* [TEXT BLOCK]

● ● ● ●

Sally Arnup FRBS ARCA

One of the images shown here is The Duke of Edinburgh’s Fell Pony ‘Storm’ commissioned for His Royal Highness’s 80th Birthday. This goes only a small way to demonstrating the immense talent that is Sally Arnup.

“It is no mean achievement to be able to convey the character,  and characteristics,  of individual animals in bronze. Sally Arnup has a wealth of experience in the sculpture of animals,  and she also has the talent to capture their personality. her speciality may not conform to the contemporary fashion for abstract art,  but her style is nonetheless unique and timeless” His Royal Highness The Duke of Edinburgh.

● ● ● ●

* [RECORDS SHOWN]
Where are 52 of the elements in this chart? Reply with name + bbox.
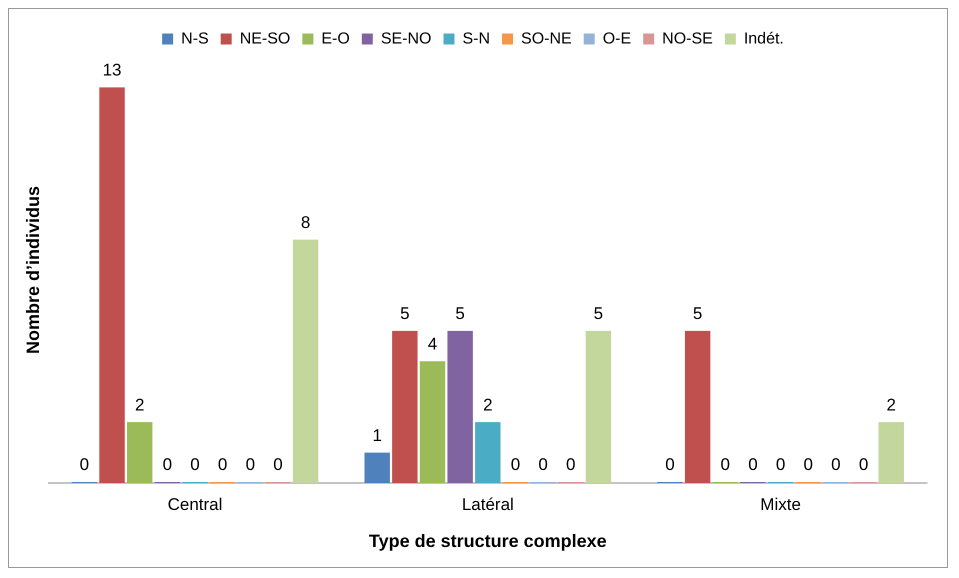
data-label: 0 <box>218 455 228 474</box>
x-axis-title: Type de structure complexe <box>368 531 607 552</box>
y-axis-title: Nombre d’individus <box>22 186 43 354</box>
legend-label: E-O <box>321 30 350 48</box>
data-label: 8 <box>300 212 310 232</box>
data-label: 0 <box>190 455 200 474</box>
data-label: 0 <box>858 455 868 474</box>
bar <box>364 452 390 483</box>
data-label: 0 <box>776 455 786 474</box>
data-label: 1 <box>372 426 382 445</box>
bar <box>684 330 710 483</box>
data-label: 2 <box>886 395 896 414</box>
data-label: 0 <box>665 455 675 474</box>
legend-label: NO-SE <box>662 30 713 48</box>
bar <box>420 361 446 483</box>
data-label: 5 <box>594 304 604 324</box>
data-label: 0 <box>510 455 520 474</box>
data-label: 0 <box>246 455 256 474</box>
bar <box>586 330 612 483</box>
legend-label: Indét. <box>744 30 784 48</box>
data-label: 0 <box>720 455 730 474</box>
data-label: 0 <box>748 455 758 474</box>
legend-label: N-S <box>181 30 209 48</box>
data-label: 5 <box>692 304 702 324</box>
legend-label: NE-SO <box>240 30 290 48</box>
data-label: 13 <box>102 60 122 80</box>
data-label: 0 <box>831 455 841 474</box>
data-label: 0 <box>273 455 283 474</box>
x-tick-label: Latéral <box>462 494 514 514</box>
bar <box>878 422 904 483</box>
bar <box>292 240 318 483</box>
data-label: 0 <box>804 455 813 474</box>
x-tick-label: Mixte <box>760 494 801 514</box>
legend-label: SE-NO <box>380 30 432 48</box>
legend-label: O-E <box>602 30 632 48</box>
bar <box>99 87 125 483</box>
legend-label: S-N <box>462 30 490 48</box>
data-label: 2 <box>483 395 493 414</box>
data-label: 4 <box>428 334 438 354</box>
data-label: 2 <box>134 395 144 414</box>
data-label: 0 <box>80 455 90 474</box>
data-label: 0 <box>162 455 172 474</box>
bar <box>475 422 501 483</box>
bar <box>447 330 473 483</box>
x-tick-label: Central <box>168 494 222 514</box>
bar <box>392 330 418 483</box>
data-label: 0 <box>538 455 548 474</box>
data-label: 5 <box>455 304 465 324</box>
legend-label: SO-NE <box>521 30 572 48</box>
data-label: 0 <box>566 455 576 474</box>
data-label: 5 <box>400 304 410 324</box>
bar <box>126 422 152 483</box>
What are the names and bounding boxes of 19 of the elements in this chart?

● ● ● ●

* [PROBLEMS]
a) In the text on sculptor Sally Arnup, translate this sentence into Spanish: "This goes only a small way to demonstrating the immense talent that is Sally Arnup."
b) Resume the text on sculptor Sally Arnup, picking up after the Duke of Edinburgh's quoted tribute that closes it.

* [RESULTS]
a) Esto apenas da una pequeña muestra del inmenso talento de Sally Arnup.

b)
“I first met Sally at the Royal College of Art,  Sculpture School in 1956.  After two years National Service,  I arrived there desperate to pick up where I had left off,  before those most interesting army experiences. I wanted to get on with the business of making sculpture. I relished the atmosphere that prevailed at the College then,  under the leadership of John Skeaping.  Sally was a fellow student,  one of a group who had already made serious decisions about their preferred subject matter and mode of working. This stance I admired because my two years away from any art school atmosphere had helped me to make the same kind of decision.  Curiously,  despite the art world being in a state of flux and confusion,  we both made the choice to working directly from the world as we saw and experienced it.  In Sally’s case her decision was to make the animal world her primary subject,  and soon after the RCA,  was to become firmly established as our leading animalier, with a growing national and international reputation.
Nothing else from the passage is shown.